== Description of the task ==
Select and reproduce each line of the listing below that bears the string "Internet".

== Material to process ==
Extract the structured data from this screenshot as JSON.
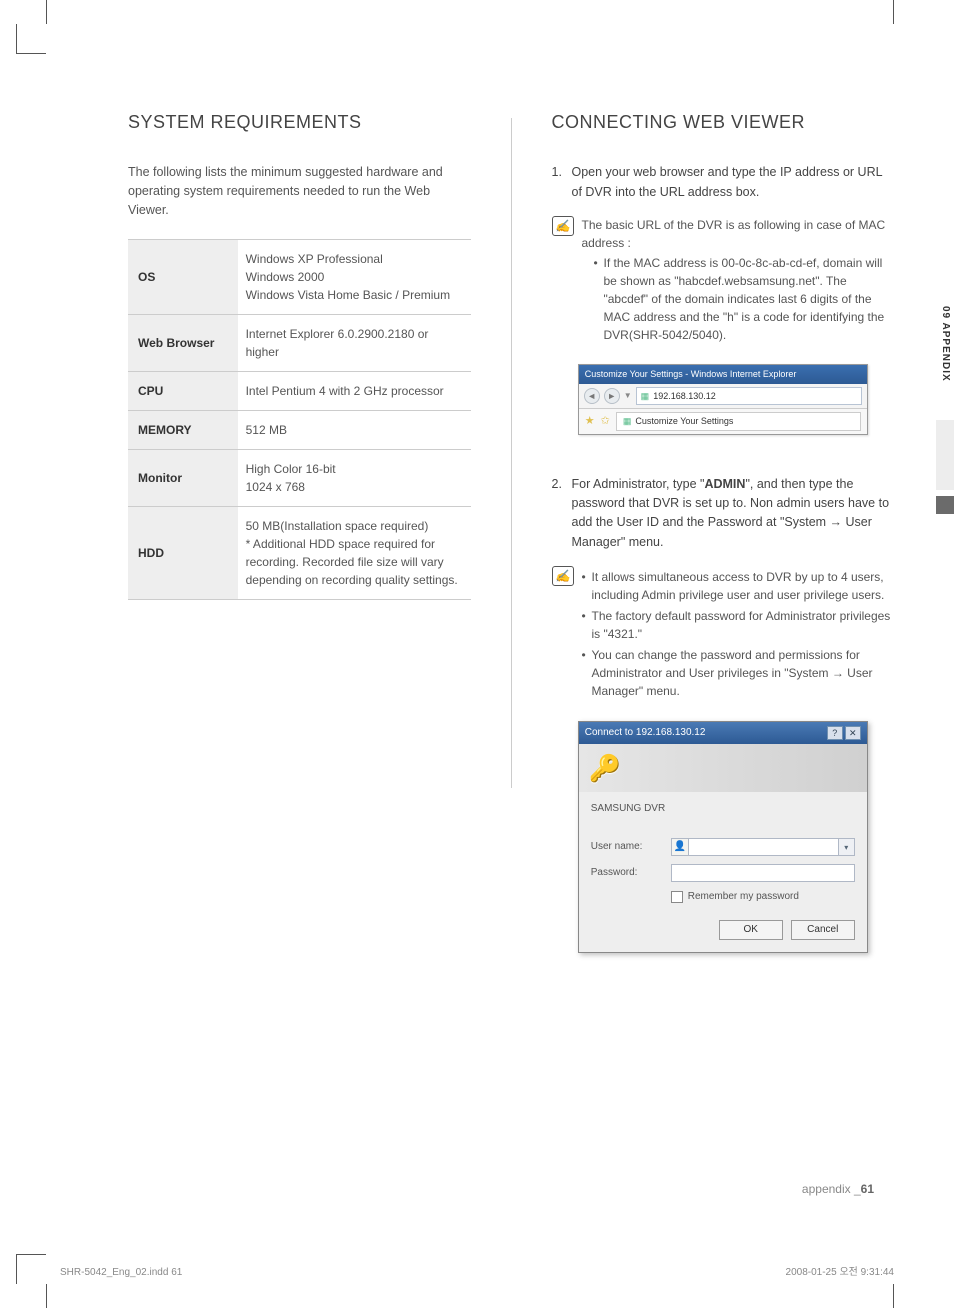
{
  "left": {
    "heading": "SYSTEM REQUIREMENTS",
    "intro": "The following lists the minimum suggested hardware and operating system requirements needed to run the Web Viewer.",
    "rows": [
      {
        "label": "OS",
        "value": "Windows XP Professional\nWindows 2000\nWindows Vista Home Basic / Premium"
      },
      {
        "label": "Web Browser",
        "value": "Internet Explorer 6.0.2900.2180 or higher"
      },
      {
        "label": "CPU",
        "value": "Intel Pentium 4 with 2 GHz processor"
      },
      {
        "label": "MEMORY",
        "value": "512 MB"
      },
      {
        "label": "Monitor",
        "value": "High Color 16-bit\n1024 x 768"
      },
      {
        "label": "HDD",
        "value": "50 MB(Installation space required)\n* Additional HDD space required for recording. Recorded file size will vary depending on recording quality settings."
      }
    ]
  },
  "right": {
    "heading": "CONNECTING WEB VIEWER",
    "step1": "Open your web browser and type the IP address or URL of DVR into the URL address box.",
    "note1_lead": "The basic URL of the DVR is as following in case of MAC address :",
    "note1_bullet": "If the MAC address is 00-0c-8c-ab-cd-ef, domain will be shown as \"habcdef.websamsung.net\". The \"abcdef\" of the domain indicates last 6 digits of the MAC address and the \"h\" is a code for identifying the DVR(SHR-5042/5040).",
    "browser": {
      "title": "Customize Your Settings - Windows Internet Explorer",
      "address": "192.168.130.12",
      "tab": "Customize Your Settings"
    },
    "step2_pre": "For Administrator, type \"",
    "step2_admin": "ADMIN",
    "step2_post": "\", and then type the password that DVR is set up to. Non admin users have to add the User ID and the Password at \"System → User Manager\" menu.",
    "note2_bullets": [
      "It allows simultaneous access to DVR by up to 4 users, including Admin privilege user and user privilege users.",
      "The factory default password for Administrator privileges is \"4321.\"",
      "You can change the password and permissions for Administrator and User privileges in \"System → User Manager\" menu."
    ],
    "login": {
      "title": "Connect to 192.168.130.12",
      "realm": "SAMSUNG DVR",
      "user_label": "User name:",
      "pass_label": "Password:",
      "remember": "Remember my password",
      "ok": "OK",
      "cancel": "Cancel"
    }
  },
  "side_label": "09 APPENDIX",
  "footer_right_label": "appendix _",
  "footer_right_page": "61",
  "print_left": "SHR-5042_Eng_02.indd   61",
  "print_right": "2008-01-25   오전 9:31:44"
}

== Solution ==
        "value": "Internet Explorer 6.0.2900.2180 or higher"
      "title": "Customize Your Settings - Windows Internet Explorer",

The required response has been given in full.